Work to be completed: Find and copy lines holding "based".

Items from a figure collection
============================================================
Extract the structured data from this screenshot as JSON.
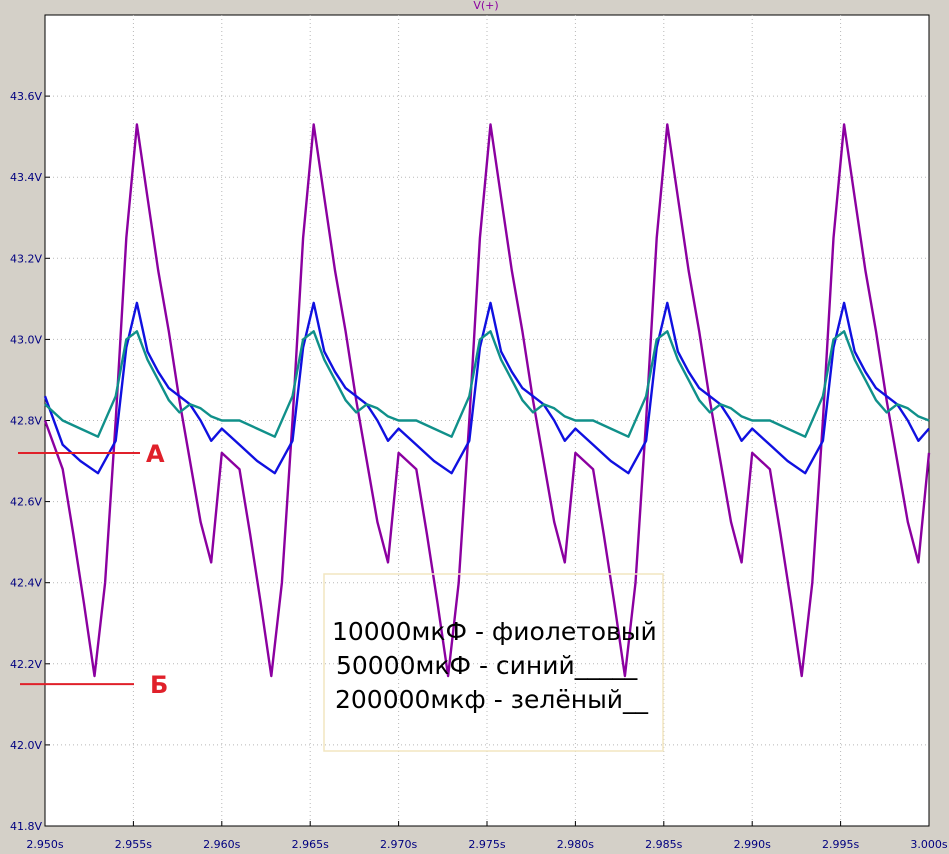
{
  "chart_data": {
    "type": "line",
    "trace_title": "V(+)",
    "xlim": [
      2.95,
      3.0
    ],
    "ylim": [
      41.8,
      43.8
    ],
    "x_ticks": [
      2.95,
      2.955,
      2.96,
      2.965,
      2.97,
      2.975,
      2.98,
      2.985,
      2.99,
      2.995,
      3.0
    ],
    "x_tick_labels": [
      "2.950s",
      "2.955s",
      "2.960s",
      "2.965s",
      "2.970s",
      "2.975s",
      "2.980s",
      "2.985s",
      "2.990s",
      "2.995s",
      "3.000s"
    ],
    "y_ticks": [
      41.8,
      42.0,
      42.2,
      42.4,
      42.6,
      42.8,
      43.0,
      43.2,
      43.4,
      43.6
    ],
    "y_tick_labels": [
      "41.8V",
      "42.0V",
      "42.2V",
      "42.4V",
      "42.6V",
      "42.8V",
      "43.0V",
      "43.2V",
      "43.4V",
      "43.6V"
    ],
    "grid": true,
    "period_s": 0.01,
    "series": [
      {
        "color": "#8b00a0",
        "x": [
          2.95,
          2.951,
          2.9516,
          2.9522,
          2.9528,
          2.9534,
          2.954,
          2.9546,
          2.9552,
          2.9558,
          2.9564,
          2.957,
          2.9576,
          2.9582,
          2.9588,
          2.9594,
          2.96
        ],
        "y": [
          42.8,
          42.68,
          42.52,
          42.35,
          42.17,
          42.4,
          42.8,
          43.25,
          43.53,
          43.35,
          43.17,
          43.02,
          42.85,
          42.7,
          42.55,
          42.45,
          42.72
        ]
      },
      {
        "color": "#1010e0",
        "x": [
          2.95,
          2.951,
          2.952,
          2.953,
          2.954,
          2.9546,
          2.9552,
          2.9558,
          2.9564,
          2.957,
          2.9576,
          2.9582,
          2.9588,
          2.9594,
          2.96
        ],
        "y": [
          42.86,
          42.74,
          42.7,
          42.67,
          42.75,
          42.98,
          43.09,
          42.97,
          42.92,
          42.88,
          42.86,
          42.84,
          42.8,
          42.75,
          42.78
        ]
      },
      {
        "color": "#10908a",
        "x": [
          2.95,
          2.951,
          2.952,
          2.953,
          2.954,
          2.9546,
          2.9552,
          2.9558,
          2.9564,
          2.957,
          2.9576,
          2.9582,
          2.9588,
          2.9594,
          2.96
        ],
        "y": [
          42.84,
          42.8,
          42.78,
          42.76,
          42.86,
          43.0,
          43.02,
          42.95,
          42.9,
          42.85,
          42.82,
          42.84,
          42.83,
          42.81,
          42.8
        ]
      }
    ]
  },
  "markers": [
    {
      "label": "А",
      "value": 42.72
    },
    {
      "label": "Б",
      "value": 42.15
    }
  ],
  "legend": [
    "10000мкФ - фиолетовый",
    "50000мкФ - синий_____",
    "200000мкф - зелёный__"
  ],
  "colors": {
    "background": "#d4d0c8",
    "plot_background": "#ffffff",
    "grid": "#b8b8b8",
    "tick_text": "#000080",
    "marker": "#e0202a",
    "legend_box_border": "#f2e6c0"
  }
}
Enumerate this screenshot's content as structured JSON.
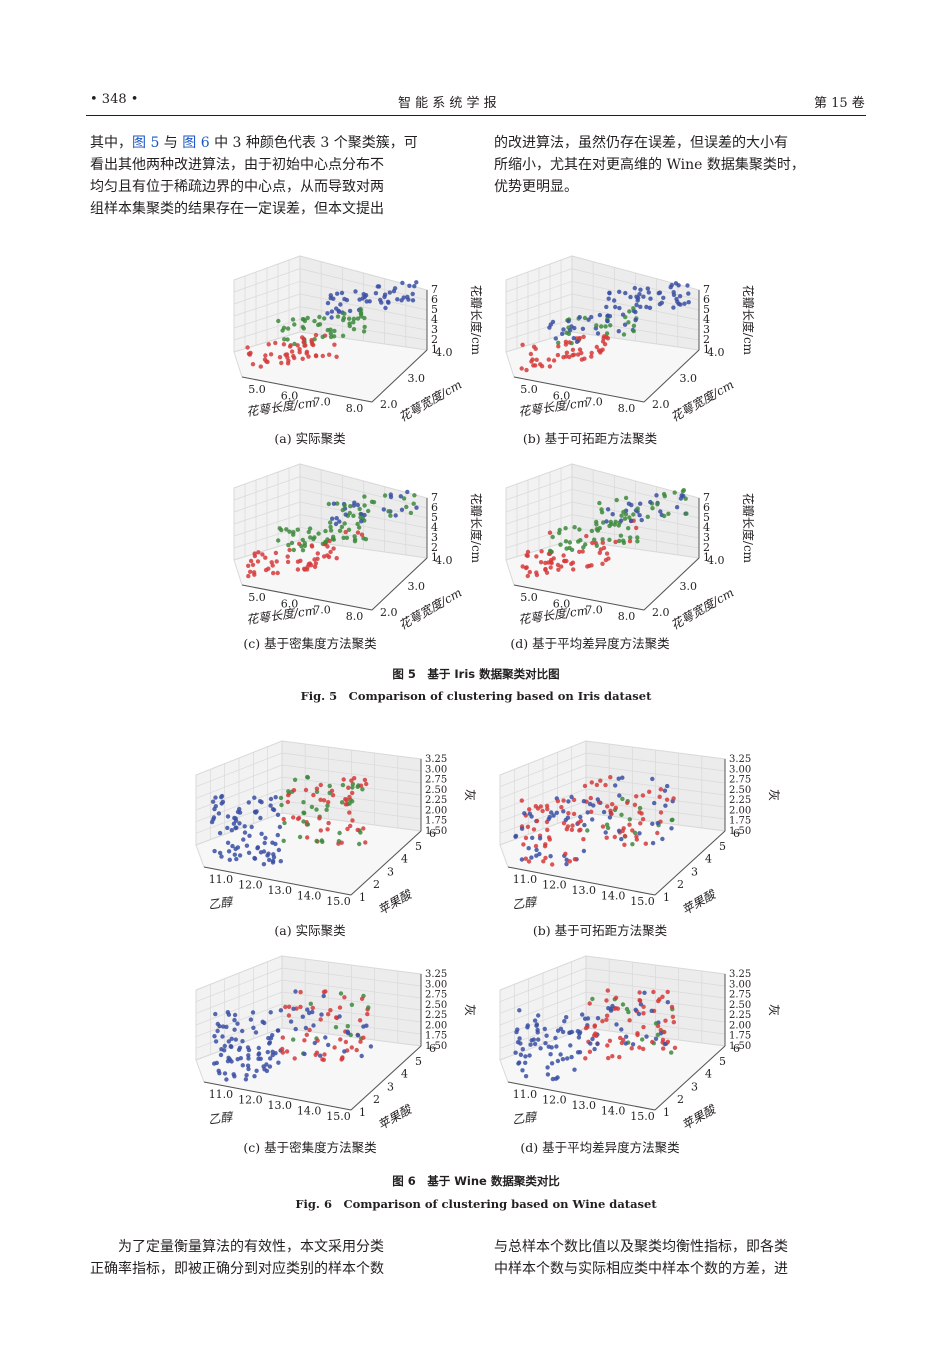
{
  "header": {
    "page": "• 348 •",
    "journal": "智 能 系 统 学 报",
    "volume": "第 15 卷"
  },
  "body_top": {
    "left": [
      "其中，",
      "图 5",
      " 与 ",
      "图 6",
      " 中 3 种颜色代表 3 个聚类簇，可",
      "看出其他两种改进算法，由于初始中心点分布不",
      "均匀且有位于稀疏边界的中心点，从而导致对两",
      "组样本集聚类的结果存在一定误差，但本文提出"
    ],
    "right": [
      "的改进算法，虽然仍存在误差，但误差的大小有",
      "所缩小，尤其在对更高维的 Wine 数据集聚类时，",
      "优势更明显。"
    ]
  },
  "fig5": {
    "axis_x_label": "花萼长度/cm",
    "axis_y_label": "花萼宽度/cm",
    "axis_z_label": "花瓣长度/cm",
    "x_ticks": [
      "5.0",
      "6.0",
      "7.0",
      "8.0"
    ],
    "y_ticks": [
      "2.0",
      "3.0",
      "4.0"
    ],
    "z_ticks": [
      "1",
      "2",
      "3",
      "4",
      "5",
      "6",
      "7"
    ],
    "subcaptions": [
      "(a) 实际聚类",
      "(b) 基于可拓距方法聚类",
      "(c) 基于密集度方法聚类",
      "(d) 基于平均差异度方法聚类"
    ],
    "title_cn": "图 5　基于 Iris 数据聚类对比图",
    "title_en": "Fig. 5　Comparison of clustering based on Iris dataset"
  },
  "fig6": {
    "axis_x_label": "乙醇",
    "axis_y_label": "苹果酸",
    "axis_z_label": "灰",
    "x_ticks": [
      "11.0",
      "12.0",
      "13.0",
      "14.0",
      "15.0"
    ],
    "y_ticks": [
      "1",
      "2",
      "3",
      "4",
      "5",
      "6"
    ],
    "z_ticks": [
      "1.50",
      "1.75",
      "2.00",
      "2.25",
      "2.50",
      "2.75",
      "3.00",
      "3.25"
    ],
    "subcaptions": [
      "(a) 实际聚类",
      "(b) 基于可拓距方法聚类",
      "(c) 基于密集度方法聚类",
      "(d) 基于平均差异度方法聚类"
    ],
    "title_cn": "图 6　基于 Wine 数据聚类对比",
    "title_en": "Fig. 6　Comparison of clustering based on Wine dataset"
  },
  "colors": {
    "blue": "#3a4fa3",
    "green": "#3d8a3d",
    "red": "#d63a3a"
  },
  "body_bottom": {
    "left": [
      "为了定量衡量算法的有效性，本文采用分类",
      "正确率指标，即被正确分到对应类别的样本个数"
    ],
    "right": [
      "与总样本个数比值以及聚类均衡性指标，即各类",
      "中样本个数与实际相应类中样本个数的方差，进"
    ]
  }
}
============================================================
Task output:
    "title_en": "Fig. 5　Comparison of clustering based on Iris dataset"
    "title_en": "Fig. 6　Comparison of clustering based on Wine dataset"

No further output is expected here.